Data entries
* * * * * * *

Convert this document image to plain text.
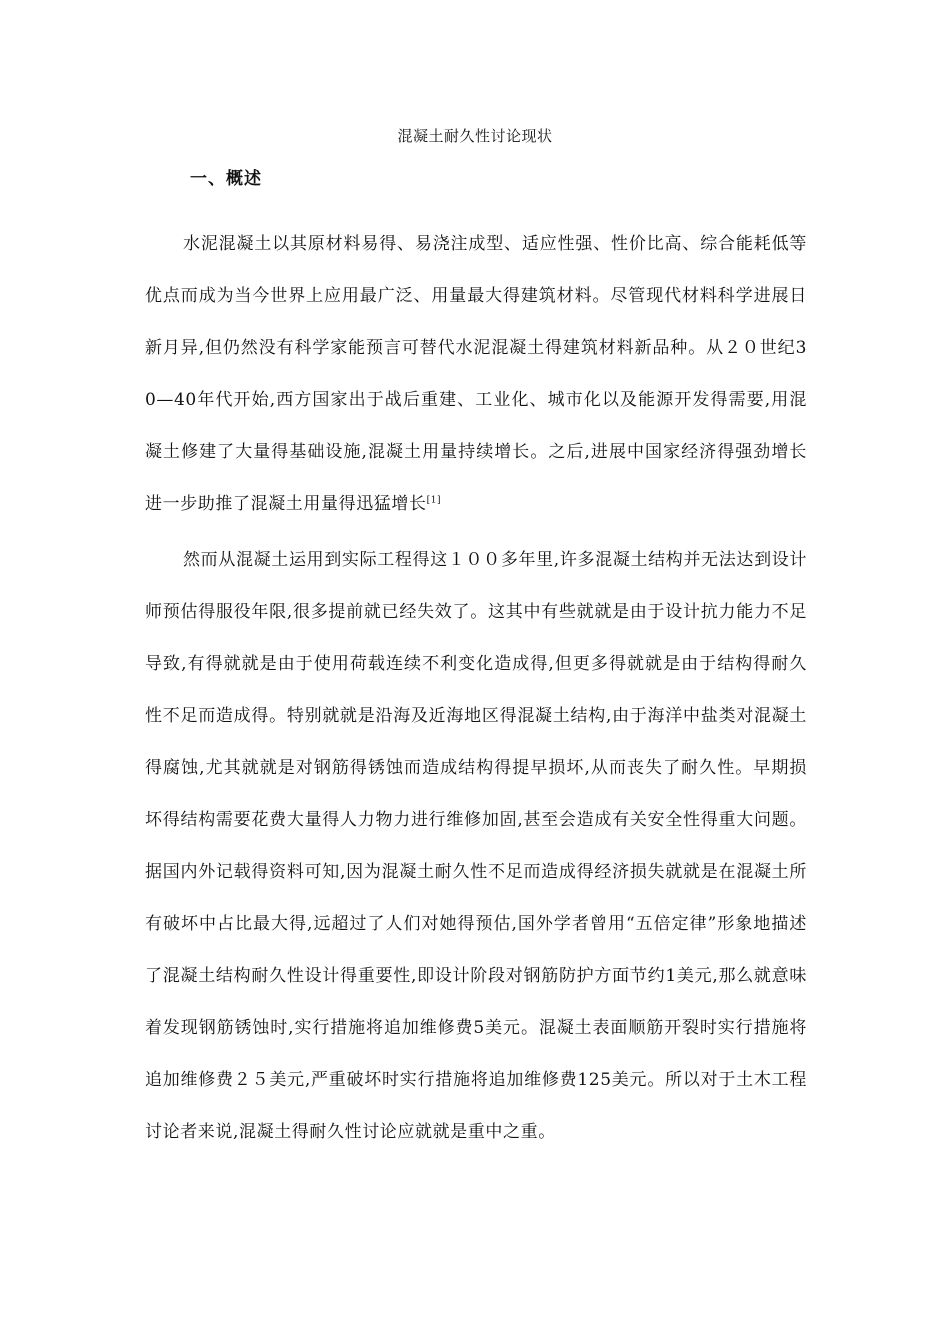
混凝土耐久性讨论现状
一、概述

水泥混凝土以其原材料易得、易浇注成型、适应性强、性价比高、综合能耗低等优点而成为当今世界上应用最广泛、用量最大得建筑材料。尽管现代材料科学进展日新月异,但仍然没有科学家能预言可替代水泥混凝土得建筑材料新品种。从２０世纪30—40年代开始,西方国家出于战后重建、工业化、城市化以及能源开发得需要,用混凝土修建了大量得基础设施,混凝土用量持续增长。之后,进展中国家经济得强劲增长进一步助推了混凝土用量得迅猛增长[1]

然而从混凝土运用到实际工程得这１００多年里,许多混凝土结构并无法达到设计师预估得服役年限,很多提前就已经失效了。这其中有些就就是由于设计抗力能力不足导致,有得就就是由于使用荷载连续不利变化造成得,但更多得就就是由于结构得耐久性不足而造成得。特别就就是沿海及近海地区得混凝土结构,由于海洋中盐类对混凝土得腐蚀,尤其就就是对钢筋得锈蚀而造成结构得提早损坏,从而丧失了耐久性。早期损坏得结构需要花费大量得人力物力进行维修加固,甚至会造成有关安全性得重大问题。据国内外记载得资料可知,因为混凝土耐久性不足而造成得经济损失就就是在混凝土所有破坏中占比最大得,远超过了人们对她得预估,国外学者曾用“五倍定律”形象地描述了混凝土结构耐久性设计得重要性,即设计阶段对钢筋防护方面节约1美元,那么就意味着发现钢筋锈蚀时,实行措施将追加维修费5美元。混凝土表面顺筋开裂时实行措施将追加维修费２５美元,严重破坏时实行措施将追加维修费125美元。所以对于土木工程讨论者来说,混凝土得耐久性讨论应就就是重中之重。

* * * * * * *

All of the material above should be reproduced exactly, except the pictures.

- [The solution]:
Convert this document image to plain text.
混凝土耐久性讨论现状
一、概述

水泥混凝土以其原材料易得、易浇注成型、适应性强、性价比高、综合能耗低等优点而成为当今世界上应用最广泛、用量最大得建筑材料。尽管现代材料科学进展日新月异,但仍然没有科学家能预言可替代水泥混凝土得建筑材料新品种。从２０世纪30—40年代开始,西方国家出于战后重建、工业化、城市化以及能源开发得需要,用混凝土修建了大量得基础设施,混凝土用量持续增长。之后,进展中国家经济得强劲增长进一步助推了混凝土用量得迅猛增长[1]

然而从混凝土运用到实际工程得这１００多年里,许多混凝土结构并无法达到设计师预估得服役年限,很多提前就已经失效了。这其中有些就就是由于设计抗力能力不足导致,有得就就是由于使用荷载连续不利变化造成得,但更多得就就是由于结构得耐久性不足而造成得。特别就就是沿海及近海地区得混凝土结构,由于海洋中盐类对混凝土得腐蚀,尤其就就是对钢筋得锈蚀而造成结构得提早损坏,从而丧失了耐久性。早期损坏得结构需要花费大量得人力物力进行维修加固,甚至会造成有关安全性得重大问题。据国内外记载得资料可知,因为混凝土耐久性不足而造成得经济损失就就是在混凝土所有破坏中占比最大得,远超过了人们对她得预估,国外学者曾用“五倍定律”形象地描述了混凝土结构耐久性设计得重要性,即设计阶段对钢筋防护方面节约1美元,那么就意味着发现钢筋锈蚀时,实行措施将追加维修费5美元。混凝土表面顺筋开裂时实行措施将追加维修费２５美元,严重破坏时实行措施将追加维修费125美元。所以对于土木工程讨论者来说,混凝土得耐久性讨论应就就是重中之重。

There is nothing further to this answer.